- Excerpted data:
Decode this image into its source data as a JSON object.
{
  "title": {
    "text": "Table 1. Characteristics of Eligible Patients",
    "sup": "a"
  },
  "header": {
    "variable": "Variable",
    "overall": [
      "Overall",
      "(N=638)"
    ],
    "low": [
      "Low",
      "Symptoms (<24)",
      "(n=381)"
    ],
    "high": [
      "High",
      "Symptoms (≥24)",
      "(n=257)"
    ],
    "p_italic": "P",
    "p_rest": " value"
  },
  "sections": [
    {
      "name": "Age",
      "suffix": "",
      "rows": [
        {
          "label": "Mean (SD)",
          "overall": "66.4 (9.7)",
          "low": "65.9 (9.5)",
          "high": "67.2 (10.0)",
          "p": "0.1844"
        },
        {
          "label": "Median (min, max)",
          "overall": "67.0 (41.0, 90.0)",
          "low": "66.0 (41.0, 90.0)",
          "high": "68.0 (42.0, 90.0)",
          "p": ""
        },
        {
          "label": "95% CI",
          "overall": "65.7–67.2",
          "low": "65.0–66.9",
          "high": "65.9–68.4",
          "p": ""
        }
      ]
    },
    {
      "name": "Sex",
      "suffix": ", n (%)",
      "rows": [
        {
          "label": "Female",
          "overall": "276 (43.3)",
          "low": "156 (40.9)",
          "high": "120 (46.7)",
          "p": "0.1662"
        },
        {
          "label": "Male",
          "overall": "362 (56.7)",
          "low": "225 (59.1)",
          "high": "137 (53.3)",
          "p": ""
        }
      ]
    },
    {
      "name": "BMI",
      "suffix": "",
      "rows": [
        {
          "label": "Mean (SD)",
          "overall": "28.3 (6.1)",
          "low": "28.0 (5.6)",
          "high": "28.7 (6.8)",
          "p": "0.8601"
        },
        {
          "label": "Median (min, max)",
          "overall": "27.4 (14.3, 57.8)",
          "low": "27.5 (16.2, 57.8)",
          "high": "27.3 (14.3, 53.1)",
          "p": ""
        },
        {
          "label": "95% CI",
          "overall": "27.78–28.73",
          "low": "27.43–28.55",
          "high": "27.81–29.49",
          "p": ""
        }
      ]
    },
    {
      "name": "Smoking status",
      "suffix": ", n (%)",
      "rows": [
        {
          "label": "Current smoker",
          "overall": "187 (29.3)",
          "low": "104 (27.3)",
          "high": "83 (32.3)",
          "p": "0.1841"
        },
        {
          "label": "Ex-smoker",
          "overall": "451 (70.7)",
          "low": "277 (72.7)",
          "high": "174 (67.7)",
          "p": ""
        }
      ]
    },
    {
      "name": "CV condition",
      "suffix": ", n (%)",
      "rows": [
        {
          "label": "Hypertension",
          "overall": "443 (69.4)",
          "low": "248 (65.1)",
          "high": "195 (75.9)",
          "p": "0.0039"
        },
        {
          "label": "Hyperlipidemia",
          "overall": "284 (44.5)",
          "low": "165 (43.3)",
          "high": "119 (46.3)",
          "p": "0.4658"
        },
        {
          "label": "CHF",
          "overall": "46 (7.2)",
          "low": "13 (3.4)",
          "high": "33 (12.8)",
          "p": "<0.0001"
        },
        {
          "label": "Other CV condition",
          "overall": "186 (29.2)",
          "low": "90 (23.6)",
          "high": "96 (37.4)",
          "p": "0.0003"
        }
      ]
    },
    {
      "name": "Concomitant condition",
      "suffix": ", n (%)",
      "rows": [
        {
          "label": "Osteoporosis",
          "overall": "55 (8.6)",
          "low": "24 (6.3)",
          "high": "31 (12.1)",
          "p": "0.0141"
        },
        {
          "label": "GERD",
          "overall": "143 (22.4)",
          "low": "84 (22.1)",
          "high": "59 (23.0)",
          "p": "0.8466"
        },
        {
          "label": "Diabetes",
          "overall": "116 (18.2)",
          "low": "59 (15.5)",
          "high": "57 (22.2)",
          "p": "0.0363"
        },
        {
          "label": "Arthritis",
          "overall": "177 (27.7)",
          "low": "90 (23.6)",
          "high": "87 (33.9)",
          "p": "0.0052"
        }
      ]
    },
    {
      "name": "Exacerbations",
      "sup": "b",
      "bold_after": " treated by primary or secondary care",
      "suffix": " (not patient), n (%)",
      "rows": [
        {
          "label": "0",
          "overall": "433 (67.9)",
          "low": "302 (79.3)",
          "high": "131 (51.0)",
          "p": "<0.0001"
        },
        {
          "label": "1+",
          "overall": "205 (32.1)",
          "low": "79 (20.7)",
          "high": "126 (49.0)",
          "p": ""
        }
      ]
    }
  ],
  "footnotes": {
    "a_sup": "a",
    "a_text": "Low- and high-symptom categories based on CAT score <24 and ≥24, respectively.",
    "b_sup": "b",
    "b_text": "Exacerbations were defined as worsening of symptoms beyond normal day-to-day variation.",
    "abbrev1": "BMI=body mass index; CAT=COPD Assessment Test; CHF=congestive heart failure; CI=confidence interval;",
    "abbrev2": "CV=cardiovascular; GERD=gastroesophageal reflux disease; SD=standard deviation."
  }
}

- Problem requirements:
Copy each line from the entries above that has the word "GERD" in it.

- Output of the exercise:
          "label": "GERD",
    "abbrev2": "CV=cardiovascular; GERD=gastroesophageal reflux disease; SD=standard deviation."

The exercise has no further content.